→ PROBLEM STATEMENT:
Going through the data below, tally every line where the string "total" occurs, then give only the tally.

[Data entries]
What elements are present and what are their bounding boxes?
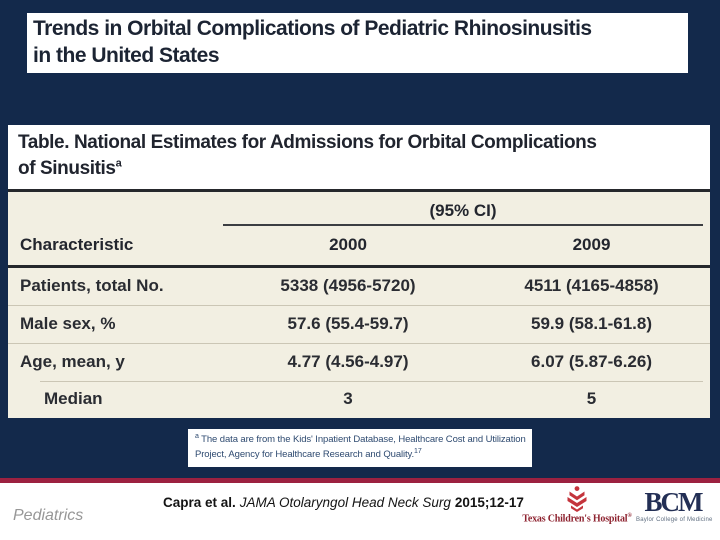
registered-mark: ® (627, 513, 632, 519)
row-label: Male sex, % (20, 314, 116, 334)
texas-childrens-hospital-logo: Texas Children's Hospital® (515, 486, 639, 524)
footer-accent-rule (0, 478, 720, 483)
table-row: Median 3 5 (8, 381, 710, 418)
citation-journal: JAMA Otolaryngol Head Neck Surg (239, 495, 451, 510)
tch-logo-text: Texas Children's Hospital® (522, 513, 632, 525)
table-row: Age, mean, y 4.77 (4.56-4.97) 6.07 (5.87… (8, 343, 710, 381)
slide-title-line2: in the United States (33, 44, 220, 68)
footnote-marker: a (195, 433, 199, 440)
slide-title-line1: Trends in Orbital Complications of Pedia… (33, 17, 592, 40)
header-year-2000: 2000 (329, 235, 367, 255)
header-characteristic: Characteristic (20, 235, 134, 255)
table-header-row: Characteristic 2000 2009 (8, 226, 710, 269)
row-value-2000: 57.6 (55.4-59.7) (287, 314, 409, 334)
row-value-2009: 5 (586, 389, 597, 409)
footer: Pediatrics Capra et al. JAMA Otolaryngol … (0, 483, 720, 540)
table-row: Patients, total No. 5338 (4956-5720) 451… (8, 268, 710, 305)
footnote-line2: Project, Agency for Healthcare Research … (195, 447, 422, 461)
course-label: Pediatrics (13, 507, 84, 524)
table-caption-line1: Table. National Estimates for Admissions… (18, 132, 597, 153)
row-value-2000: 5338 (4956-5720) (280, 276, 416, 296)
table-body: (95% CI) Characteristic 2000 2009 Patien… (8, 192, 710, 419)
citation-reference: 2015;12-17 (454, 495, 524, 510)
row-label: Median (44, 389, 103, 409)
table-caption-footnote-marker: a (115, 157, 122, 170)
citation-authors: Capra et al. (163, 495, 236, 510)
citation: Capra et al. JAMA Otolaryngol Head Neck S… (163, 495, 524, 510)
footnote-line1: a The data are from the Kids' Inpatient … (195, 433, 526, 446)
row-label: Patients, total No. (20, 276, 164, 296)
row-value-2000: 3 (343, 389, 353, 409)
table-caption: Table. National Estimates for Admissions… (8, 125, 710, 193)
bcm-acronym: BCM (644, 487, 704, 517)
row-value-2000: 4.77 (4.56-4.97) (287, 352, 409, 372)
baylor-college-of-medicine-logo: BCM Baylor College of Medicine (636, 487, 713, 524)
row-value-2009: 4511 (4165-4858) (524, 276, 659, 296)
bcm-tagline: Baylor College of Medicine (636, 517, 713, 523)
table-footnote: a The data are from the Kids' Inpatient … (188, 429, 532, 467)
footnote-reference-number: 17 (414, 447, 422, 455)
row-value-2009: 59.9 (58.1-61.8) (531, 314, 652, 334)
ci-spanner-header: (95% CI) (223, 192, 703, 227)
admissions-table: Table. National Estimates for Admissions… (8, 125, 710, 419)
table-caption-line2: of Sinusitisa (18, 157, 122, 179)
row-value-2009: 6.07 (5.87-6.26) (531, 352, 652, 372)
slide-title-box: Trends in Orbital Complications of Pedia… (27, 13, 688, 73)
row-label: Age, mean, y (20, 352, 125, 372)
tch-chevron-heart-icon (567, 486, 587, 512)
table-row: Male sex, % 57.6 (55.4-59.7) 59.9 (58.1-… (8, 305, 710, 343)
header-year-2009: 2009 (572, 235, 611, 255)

→ PROBLEM SOLUTION:
2